# Problem to solve
Select the lines of the records containing the word "panel" and list them.
— start of Task material —
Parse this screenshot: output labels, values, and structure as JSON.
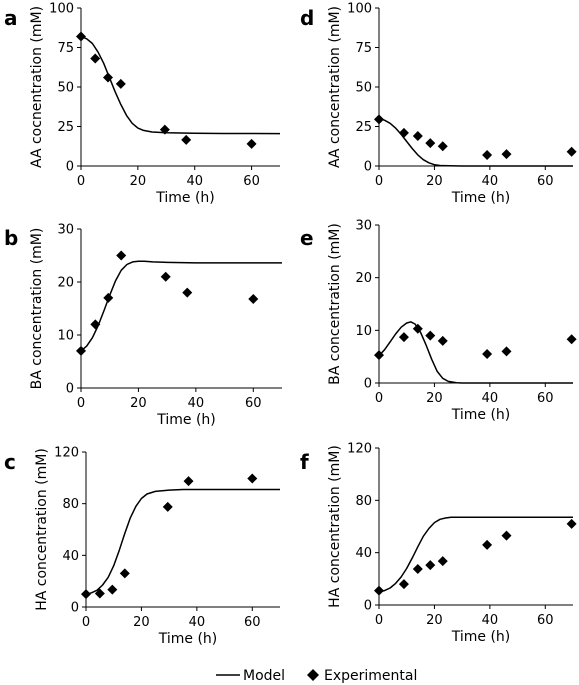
{
  "legend": {
    "model_label": "Model",
    "experimental_label": "Experimental"
  },
  "chart_data": [
    {
      "panel": "a",
      "type": "scatter",
      "xlabel": "Time (h)",
      "ylabel": "AA cocnentration (mM)",
      "xlim": [
        0,
        70
      ],
      "ylim": [
        0,
        100
      ],
      "xticks": [
        0,
        20,
        40,
        60
      ],
      "yticks": [
        0,
        25,
        50,
        75,
        100
      ],
      "series": [
        {
          "name": "Model",
          "kind": "line",
          "x": [
            0,
            2,
            4,
            6,
            8,
            10,
            12,
            14,
            16,
            18,
            20,
            22,
            25,
            30,
            40,
            50,
            60,
            70
          ],
          "y": [
            82,
            80.5,
            77.5,
            72,
            65,
            56,
            47,
            39,
            32,
            27,
            24,
            22.5,
            21.5,
            21,
            20.7,
            20.6,
            20.6,
            20.5
          ]
        },
        {
          "name": "Experimental",
          "kind": "points",
          "x": [
            0,
            5,
            9.5,
            14,
            29.5,
            37,
            60
          ],
          "y": [
            82,
            68,
            56,
            52,
            23,
            16.5,
            14
          ]
        }
      ]
    },
    {
      "panel": "b",
      "type": "scatter",
      "xlabel": "Time (h)",
      "ylabel": "BA concentration (mM)",
      "xlim": [
        0,
        70
      ],
      "ylim": [
        0,
        30
      ],
      "xticks": [
        0,
        20,
        40,
        60
      ],
      "yticks": [
        0,
        10,
        20,
        30
      ],
      "series": [
        {
          "name": "Model",
          "kind": "line",
          "x": [
            0,
            2,
            4,
            6,
            8,
            10,
            12,
            14,
            16,
            18,
            20,
            22,
            25,
            30,
            40,
            50,
            60,
            70
          ],
          "y": [
            7,
            7.9,
            9.5,
            11.8,
            14.6,
            17.5,
            20.2,
            22.2,
            23.3,
            23.8,
            23.9,
            23.9,
            23.8,
            23.7,
            23.6,
            23.6,
            23.6,
            23.6
          ]
        },
        {
          "name": "Experimental",
          "kind": "points",
          "x": [
            0,
            5,
            9.5,
            14,
            29.5,
            37,
            60
          ],
          "y": [
            7,
            12,
            17,
            25,
            21,
            18,
            16.8
          ]
        }
      ]
    },
    {
      "panel": "c",
      "type": "scatter",
      "xlabel": "Time (h)",
      "ylabel": "HA concentration (mM)",
      "xlim": [
        0,
        70
      ],
      "ylim": [
        0,
        120
      ],
      "xticks": [
        0,
        20,
        40,
        60
      ],
      "yticks": [
        0,
        40,
        80,
        120
      ],
      "series": [
        {
          "name": "Model",
          "kind": "line",
          "x": [
            0,
            2,
            4,
            6,
            8,
            10,
            12,
            14,
            16,
            18,
            20,
            22,
            25,
            30,
            35,
            40,
            50,
            60,
            70
          ],
          "y": [
            10,
            11,
            13,
            17,
            23,
            32,
            44,
            57,
            69,
            78,
            84,
            87.5,
            89.5,
            90.5,
            91,
            91,
            91,
            91,
            91
          ]
        },
        {
          "name": "Experimental",
          "kind": "points",
          "x": [
            0,
            5,
            9.5,
            14,
            29.5,
            37,
            60
          ],
          "y": [
            10,
            10.5,
            13.5,
            26,
            77.5,
            97.5,
            99.5
          ]
        }
      ]
    },
    {
      "panel": "d",
      "type": "scatter",
      "xlabel": "Time (h)",
      "ylabel": "AA concentration (mM)",
      "xlim": [
        0,
        70
      ],
      "ylim": [
        0,
        100
      ],
      "xticks": [
        0,
        20,
        40,
        60
      ],
      "yticks": [
        0,
        25,
        50,
        75,
        100
      ],
      "series": [
        {
          "name": "Model",
          "kind": "line",
          "x": [
            0,
            2,
            4,
            6,
            8,
            10,
            12,
            14,
            16,
            18,
            20,
            22,
            25,
            30,
            40,
            50,
            60,
            70
          ],
          "y": [
            30,
            29,
            27,
            24,
            20,
            15.5,
            11,
            7,
            4,
            2,
            0.8,
            0.3,
            0.1,
            0,
            0,
            0,
            0,
            0
          ]
        },
        {
          "name": "Experimental",
          "kind": "points",
          "x": [
            0,
            9,
            14,
            18.5,
            23,
            39,
            46,
            69.5
          ],
          "y": [
            29.5,
            21,
            19,
            14.5,
            12.5,
            7,
            7.5,
            9
          ]
        }
      ]
    },
    {
      "panel": "e",
      "type": "scatter",
      "xlabel": "Time (h)",
      "ylabel": "BA concentration (mM)",
      "xlim": [
        0,
        70
      ],
      "ylim": [
        0,
        30
      ],
      "xticks": [
        0,
        20,
        40,
        60
      ],
      "yticks": [
        0,
        10,
        20,
        30
      ],
      "series": [
        {
          "name": "Model",
          "kind": "line",
          "x": [
            0,
            2,
            4,
            6,
            8,
            10,
            11.5,
            13,
            15,
            17,
            19,
            21,
            23,
            25,
            28,
            30,
            40,
            50,
            60,
            70
          ],
          "y": [
            5.2,
            6.3,
            7.8,
            9.3,
            10.6,
            11.4,
            11.6,
            11.2,
            9.6,
            7.2,
            4.5,
            2.2,
            0.9,
            0.3,
            0.05,
            0,
            0,
            0,
            0,
            0
          ]
        },
        {
          "name": "Experimental",
          "kind": "points",
          "x": [
            0,
            9,
            14,
            18.5,
            23,
            39,
            46,
            69.5
          ],
          "y": [
            5.3,
            8.7,
            10.3,
            9,
            8,
            5.5,
            6,
            8.3
          ]
        }
      ]
    },
    {
      "panel": "f",
      "type": "scatter",
      "xlabel": "Time (h)",
      "ylabel": "HA concentration (mM)",
      "xlim": [
        0,
        70
      ],
      "ylim": [
        0,
        120
      ],
      "xticks": [
        0,
        20,
        40,
        60
      ],
      "yticks": [
        0,
        40,
        80,
        120
      ],
      "series": [
        {
          "name": "Model",
          "kind": "line",
          "x": [
            0,
            2,
            4,
            6,
            8,
            10,
            12,
            14,
            16,
            18,
            20,
            22,
            24,
            26,
            30,
            40,
            50,
            60,
            70
          ],
          "y": [
            10,
            11,
            13,
            16.5,
            21.5,
            28,
            36,
            44.5,
            52.5,
            58.5,
            63,
            65.5,
            66.5,
            67,
            67,
            67,
            67,
            67,
            67
          ]
        },
        {
          "name": "Experimental",
          "kind": "points",
          "x": [
            0,
            9,
            14,
            18.5,
            23,
            39,
            46,
            69.5
          ],
          "y": [
            11,
            16,
            27.5,
            30.5,
            33.5,
            46,
            53,
            62
          ]
        }
      ]
    }
  ]
}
— end of Task material —
# Response to this task
      "panel": "a",
      "panel": "b",
      "panel": "c",
      "panel": "d",
      "panel": "e",
      "panel": "f",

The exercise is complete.